Dataset records
____
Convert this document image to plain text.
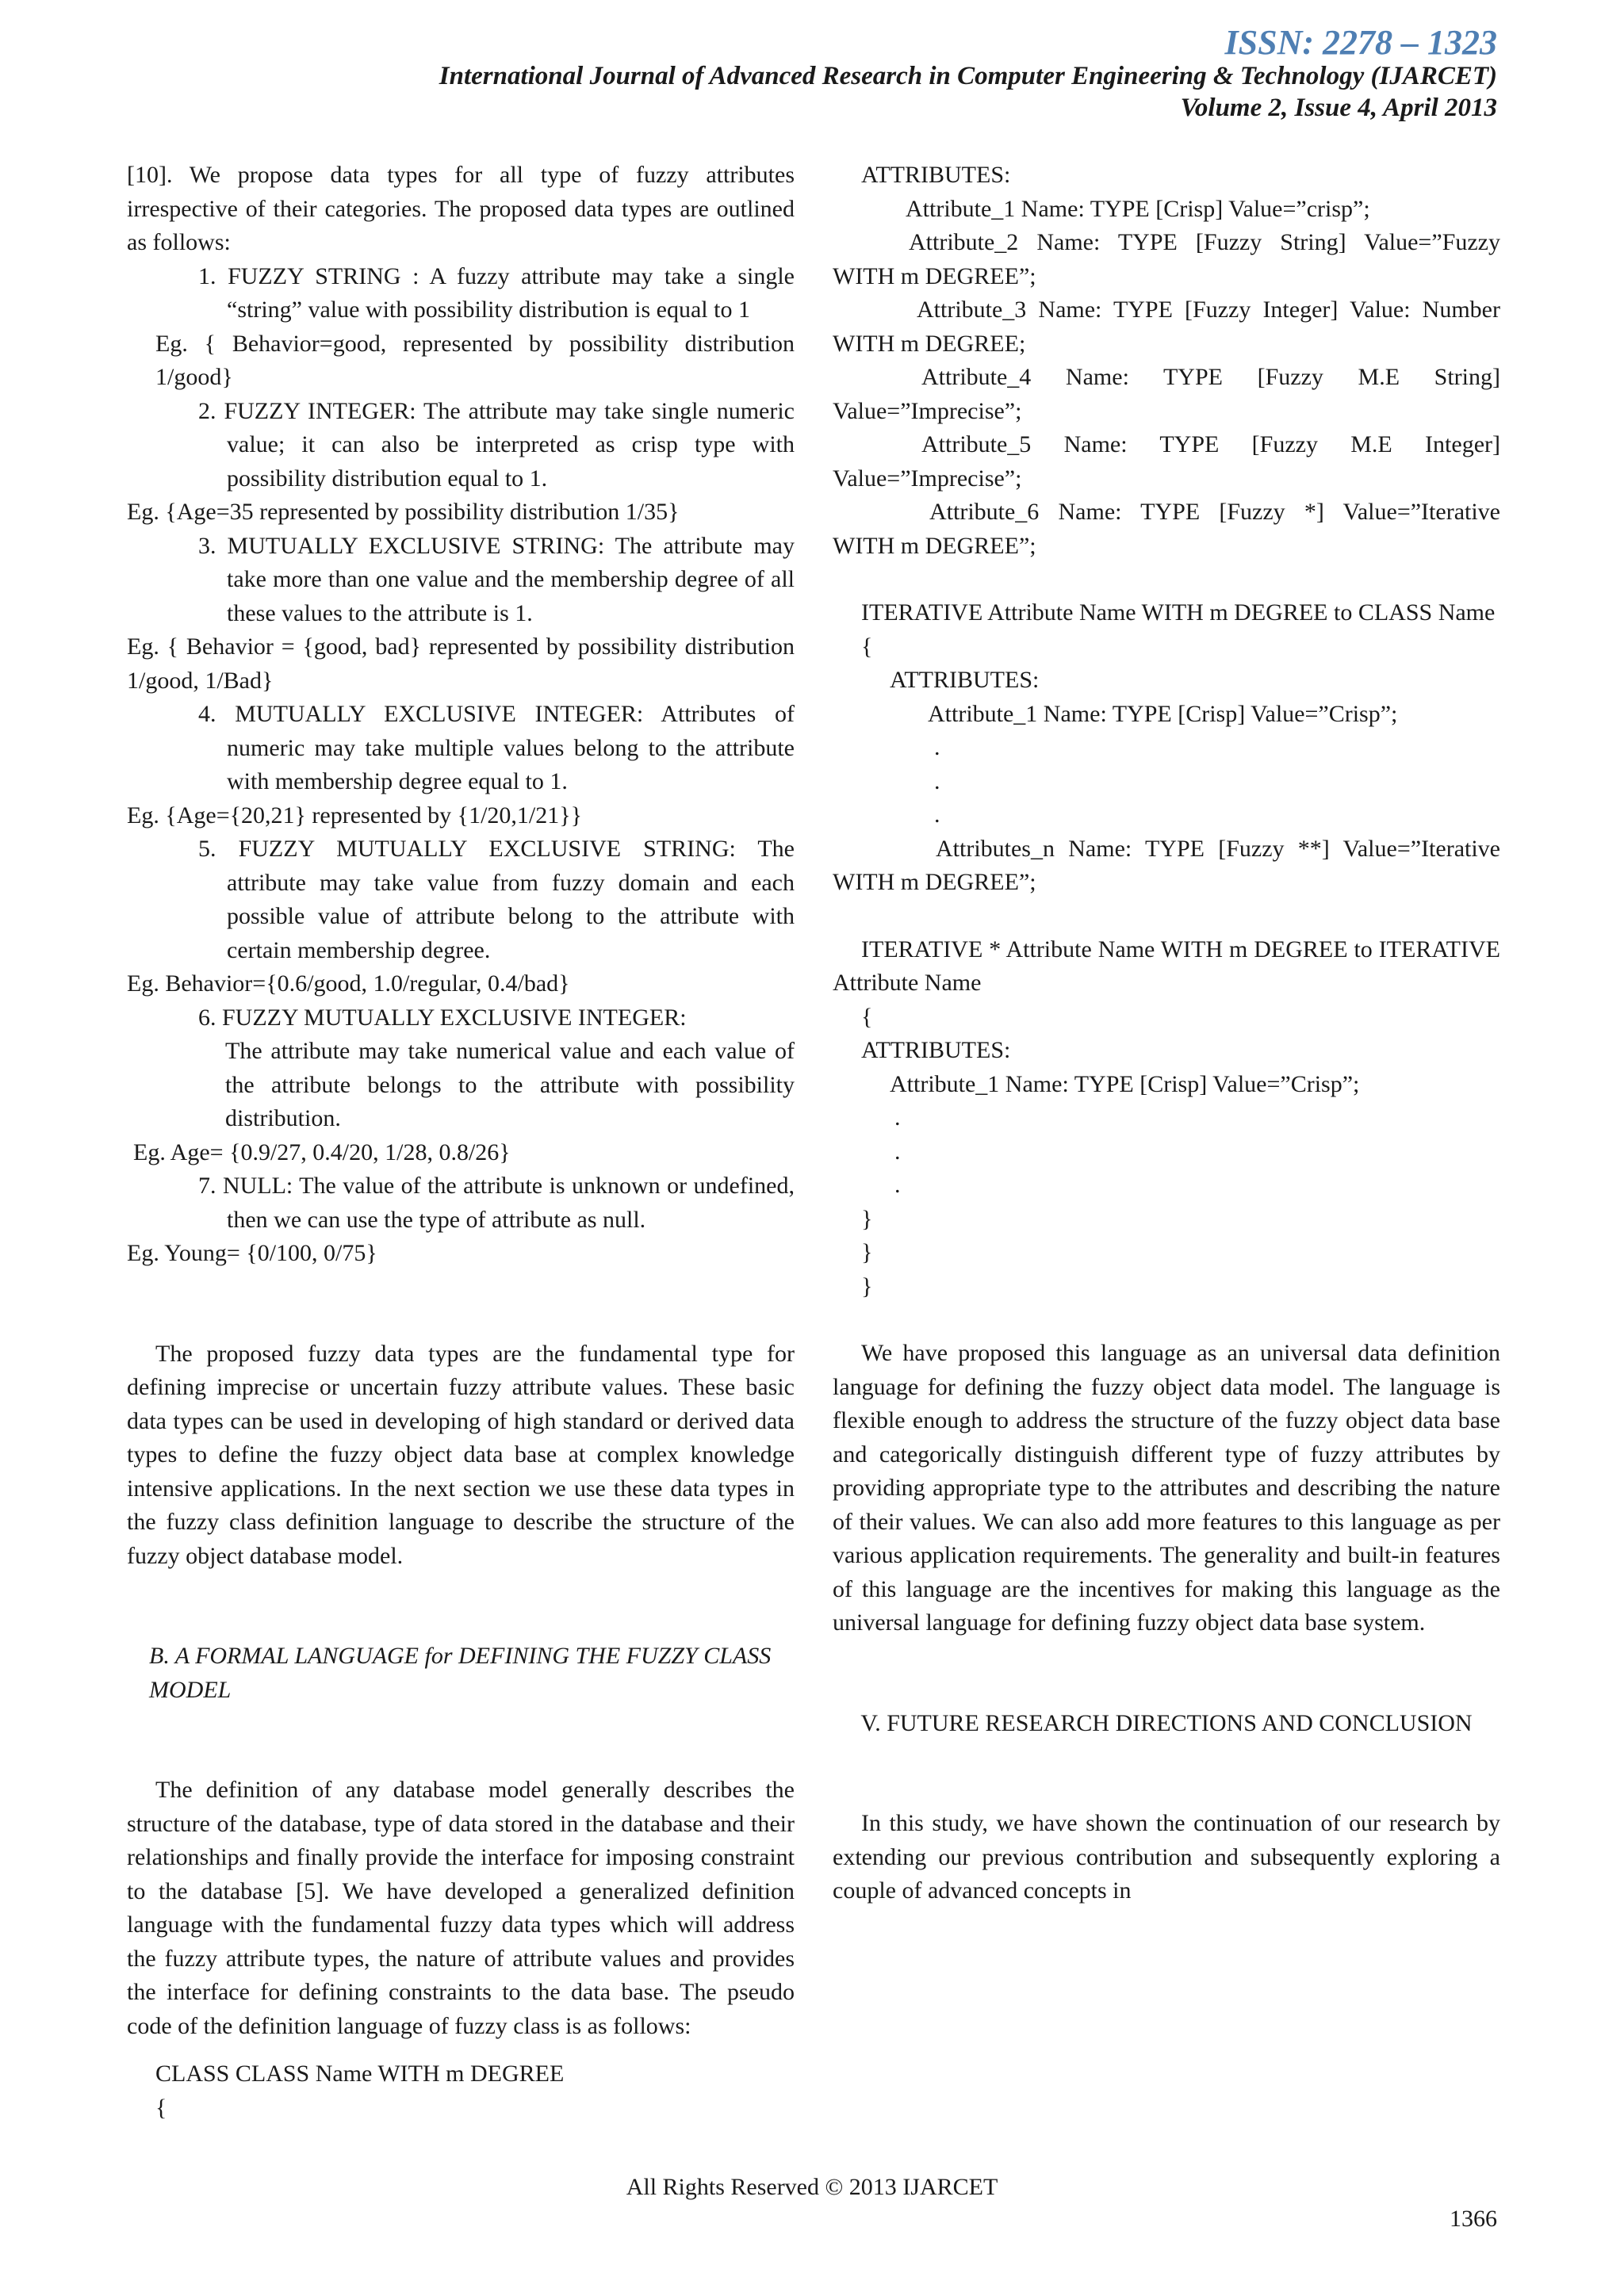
ISSN: 2278 – 1323
International Journal of Advanced Research in Computer Engineering & Technology (IJARCET)
Volume 2, Issue 4, April 2013

[10]. We propose data types for all type of fuzzy attributes irrespective of their categories. The proposed data types are outlined as follows:

1. FUZZY STRING : A fuzzy attribute may take a single “string” value with possibility distribution is equal to 1

Eg. { Behavior=good, represented by possibility distribution 1/good}

2. FUZZY INTEGER: The attribute may take single numeric value; it can also be interpreted as crisp type with possibility distribution equal to 1.

Eg. {Age=35 represented by possibility distribution 1/35}

3. MUTUALLY EXCLUSIVE STRING: The attribute may take more than one value and the membership degree of all these values to the attribute is 1.

Eg. { Behavior = {good, bad} represented by possibility distribution 1/good, 1/Bad}

4. MUTUALLY EXCLUSIVE INTEGER: Attributes of numeric may take multiple values belong to the attribute with membership degree equal to 1.

Eg. {Age={20,21} represented by {1/20,1/21}}

5. FUZZY MUTUALLY EXCLUSIVE STRING: The attribute may take value from fuzzy domain and each possible value of attribute belong to the attribute with certain membership degree.

Eg. Behavior={0.6/good, 1.0/regular, 0.4/bad}

6. FUZZY MUTUALLY EXCLUSIVE INTEGER:

The attribute may take numerical value and each value of the attribute belongs to the attribute with possibility distribution.

Eg. Age= {0.9/27, 0.4/20, 1/28, 0.8/26}

7. NULL: The value of the attribute is unknown or undefined, then we can use the type of attribute as null.

Eg. Young= {0/100, 0/75}

The proposed fuzzy data types are the fundamental type for defining imprecise or uncertain fuzzy attribute values. These basic data types can be used in developing of high standard or derived data types to define the fuzzy object data base at complex knowledge intensive applications. In the next section we use these data types in the fuzzy class definition language to describe the structure of the fuzzy object database model.

B. A FORMAL LANGUAGE for DEFINING THE FUZZY CLASS MODEL

The definition of any database model generally describes the structure of the database, type of data stored in the database and their relationships and finally provide the interface for imposing constraint to the database [5]. We have developed a generalized definition language with the fundamental fuzzy data types which will address the fuzzy attribute types, the nature of attribute values and provides the interface for defining constraints to the data base. The pseudo code of the definition language of fuzzy class is as follows:

CLASS CLASS Name WITH m DEGREE

{

ATTRIBUTES:

Attribute_1 Name: TYPE [Crisp] Value=”crisp”;

Attribute_2 Name: TYPE [Fuzzy String] Value=”Fuzzy WITH m DEGREE”;

Attribute_3 Name: TYPE [Fuzzy Integer] Value: Number WITH m DEGREE;

Attribute_4 Name: TYPE [Fuzzy M.E String] Value=”Imprecise”;

Attribute_5 Name: TYPE [Fuzzy M.E Integer] Value=”Imprecise”;

Attribute_6 Name: TYPE [Fuzzy *] Value=”Iterative WITH m DEGREE”;

ITERATIVE Attribute Name WITH m DEGREE to CLASS Name

{

ATTRIBUTES:

Attribute_1 Name: TYPE [Crisp] Value=”Crisp”;

.

.

.

Attributes_n Name: TYPE [Fuzzy **] Value=”Iterative WITH m DEGREE”;

ITERATIVE * Attribute Name WITH m DEGREE to ITERATIVE Attribute Name

{

ATTRIBUTES:

Attribute_1 Name: TYPE [Crisp] Value=”Crisp”;

.

.

.

}

}

}

We have proposed this language as an universal data definition language for defining the fuzzy object data model. The language is flexible enough to address the structure of the fuzzy object data base and categorically distinguish different type of fuzzy attributes by providing appropriate type to the attributes and describing the nature of their values. We can also add more features to this language as per various application requirements. The generality and built-in features of this language are the incentives for making this language as the universal language for defining fuzzy object data base system.

V. FUTURE RESEARCH DIRECTIONS AND CONCLUSION

In this study, we have shown the continuation of our research by extending our previous contribution and subsequently exploring a couple of advanced concepts in

All Rights Reserved © 2013 IJARCET
1366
____
Each line that contains the word "good" counts toward the total; give only that total.

● Finished exercise: 3